◆ REQUIRED WORK
Give every percentage that appears in the excerpt on fast food and health in South L.A. below.

And the figures are higher than a decade ago. In 1997, the adult rate was 25.3% in South L.A. and 14.3% in the county. South L.A. also has the highest diabetes levels in the county, at 11.7%, compared with 8.1% in the county.
"While limiting fast-food restaurants isn’t a solution in itself, it’s an important piece of the puzzle," said Mark Vallianatos, director of the Center for Food and Justice at Occidental College.
This is "bringing health policy and environmental policy together with land-use planning," he said. "I think that’s smart, and it’s the wave of the future."
Fast-food restaurants haven’t missed the cue: From their menus, diners can choose salads over burgers, yogurts over shakes and grilled over fried these days. And many food manufacturers have reconfigured their recipes to eliminate trans fats, the most unhealthful unsaturated fats made of partially hydrogenated oils.

◆ INFORMATION SHOWN
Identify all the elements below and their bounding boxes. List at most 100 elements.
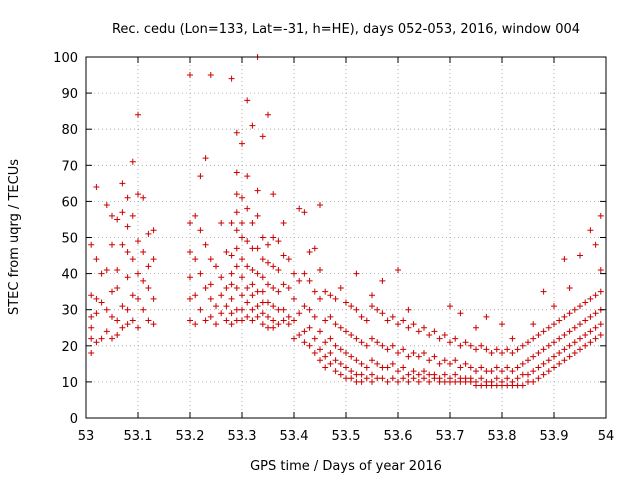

◆ RIGHT ANSWER
25.3%, 14.3%, 11.7%, 8.1%